Recast the lines of the listing starting at the line containing "bar-financials-a (477, 463, 494, 558)" and ending at the line containing "chart-frame (5, 6, 1154, 708)" as a JSON list of strings, one string per line, skipping blank lines.
— Start EXERCISE MATERIAL —
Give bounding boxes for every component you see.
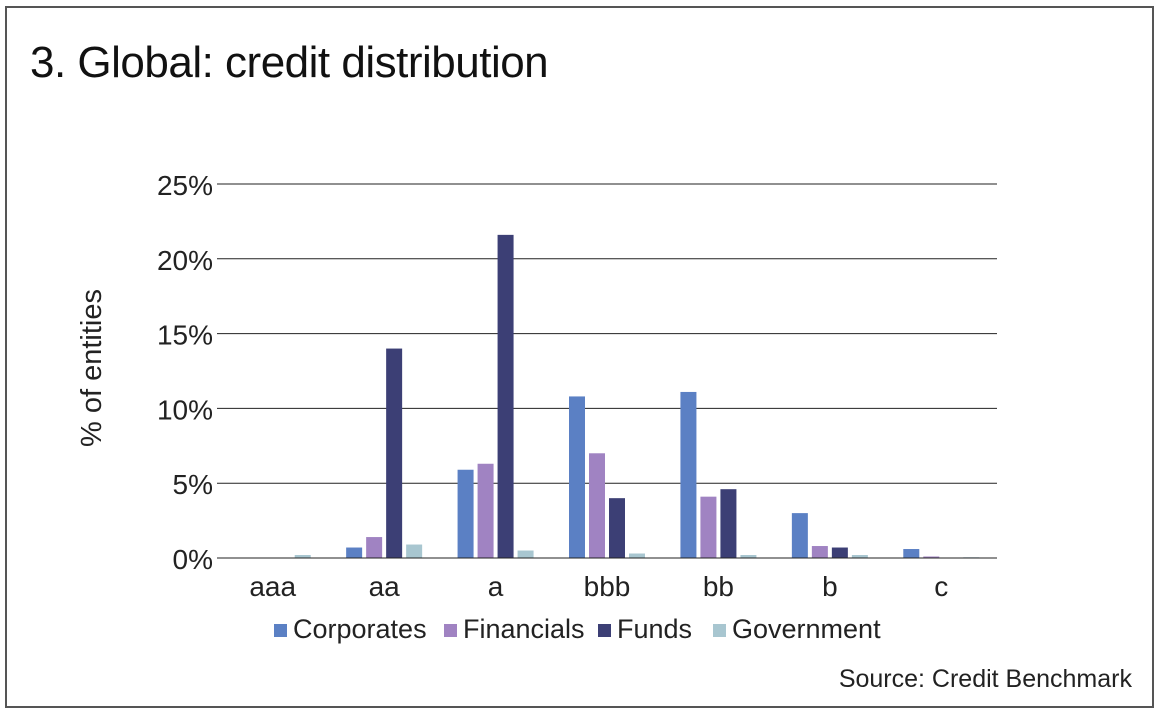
bar-financials-a (477, 463, 494, 558)
y-tick-label: 15% (157, 320, 213, 351)
bar-funds-a (497, 234, 514, 558)
x-tick-label: bb (703, 571, 734, 602)
bar-government-aaa (294, 555, 311, 558)
x-tick-label: aaa (249, 571, 296, 602)
gridlines (217, 183, 997, 559)
legend-swatch (444, 624, 457, 637)
y-tick-label: 5% (173, 469, 213, 500)
x-tick-label: aa (369, 571, 401, 602)
legend: Corporates Financials Funds Government (274, 614, 881, 644)
chart-title: 3. Global: credit distribution (30, 38, 549, 87)
bar-government-aa (406, 544, 423, 558)
bar-government-bb (740, 555, 757, 558)
bar-financials-aa (366, 537, 383, 558)
legend-item-government: Government (713, 614, 881, 644)
bar-corporates-bbb (569, 396, 585, 558)
legend-label: Funds (617, 614, 692, 644)
y-axis-ticks: 0% 5% 10% 15% 20% 25% (157, 170, 213, 575)
bars (217, 234, 997, 559)
bar-financials-c (923, 556, 940, 558)
legend-item-financials: Financials (444, 614, 585, 644)
bar-corporates-bb (680, 391, 697, 558)
bar-corporates-c (903, 549, 920, 558)
y-tick-label: 0% (173, 544, 213, 575)
y-tick-label: 25% (157, 170, 213, 201)
x-tick-label: a (488, 571, 504, 602)
legend-swatch (713, 624, 726, 637)
bar-funds-b (831, 547, 848, 558)
legend-label: Corporates (293, 614, 427, 644)
y-axis-label: % of entities (76, 289, 108, 447)
y-tick-label: 10% (157, 394, 213, 425)
y-tick-label: 20% (157, 245, 213, 276)
bar-financials-b (811, 546, 828, 558)
legend-swatch (598, 624, 611, 637)
chart-frame (5, 6, 1154, 708)
bar-financials-bb (700, 496, 717, 558)
legend-swatch (274, 624, 287, 637)
x-tick-label: c (934, 571, 948, 602)
bar-funds-bbb (609, 498, 625, 558)
bar-funds-bb (720, 489, 737, 558)
bar-corporates-a (457, 469, 474, 558)
bar-funds-aa (386, 348, 403, 558)
legend-item-corporates: Corporates (274, 614, 427, 644)
bar-corporates-b (791, 513, 808, 558)
bar-financials-bbb (589, 453, 605, 558)
legend-label: Government (732, 614, 881, 644)
source-note: Source: Credit Benchmark (838, 665, 1132, 693)
bar-corporates-aa (346, 547, 363, 558)
legend-item-funds: Funds (598, 614, 692, 644)
bar-government-a (517, 550, 534, 558)
bar-government-bbb (629, 553, 645, 558)
bar-government-b (851, 555, 868, 558)
x-axis-ticks: aaa aa a bbb bb b c (249, 571, 948, 602)
x-tick-label: bbb (584, 571, 631, 602)
x-tick-label: b (822, 571, 838, 602)
legend-label: Financials (463, 614, 585, 644)
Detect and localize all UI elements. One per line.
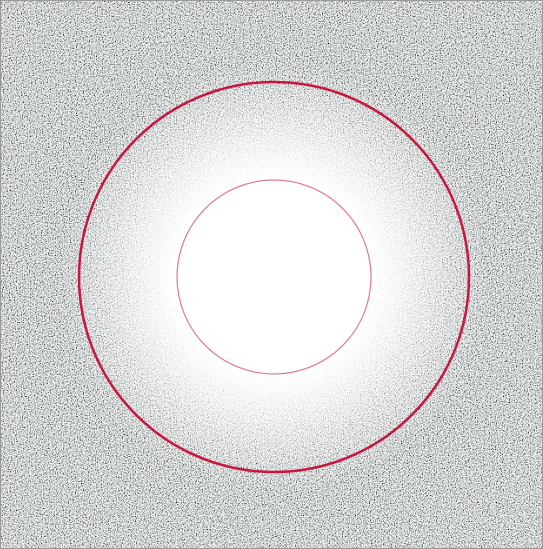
— End EXERCISE MATERIAL —
■ RESULT BELOW ■
[
  "bar-financials-a (477, 463, 494, 558)",
  "y-tick-label: 15% (157, 320, 213, 351)",
  "bar-funds-a (497, 234, 514, 558)",
  "x-tick-label: bb (703, 571, 734, 602)",
  "bar-government-aaa (294, 555, 311, 558)",
  "x-tick-label: aaa (249, 571, 296, 602)",
  "gridlines (217, 183, 997, 559)",
  "legend-swatch (444, 624, 457, 637)",
  "y-tick-label: 5% (173, 469, 213, 500)",
  "x-tick-label: aa (369, 571, 401, 602)",
  "legend: Corporates Financials Funds Government (274, 614, 881, 644)",
  "chart-title: 3. Global: credit distribution (30, 38, 549, 87)",
  "bar-government-aa (406, 544, 423, 558)",
  "bar-government-bb (740, 555, 757, 558)",
  "bar-financials-aa (366, 537, 383, 558)",
  "legend-item-government: Government (713, 614, 881, 644)",
  "bar-corporates-bbb (569, 396, 585, 558)",
  "legend-label: Funds (617, 614, 692, 644)",
  "y-axis-ticks: 0% 5% 10% 15% 20% 25% (157, 170, 213, 575)",
  "bars (217, 234, 997, 559)",
  "bar-financials-c (923, 556, 940, 558)",
  "legend-item-financials: Financials (444, 614, 585, 644)",
  "bar-corporates-bb (680, 391, 697, 558)",
  "bar-corporates-c (903, 549, 920, 558)",
  "y-tick-label: 0% (173, 544, 213, 575)",
  "y-tick-label: 25% (157, 170, 213, 201)",
  "x-tick-label: a (488, 571, 504, 602)",
  "legend-swatch (713, 624, 726, 637)",
  "bar-funds-b (831, 547, 848, 558)",
  "legend-label: Corporates (293, 614, 427, 644)",
  "y-axis-label: % of entities (76, 289, 108, 447)",
  "y-tick-label: 10% (157, 394, 213, 425)",
  "y-tick-label: 20% (157, 245, 213, 276)",
  "bar-financials-b (811, 546, 828, 558)",
  "legend-swatch (598, 624, 611, 637)",
  "chart-frame (5, 6, 1154, 708)"
]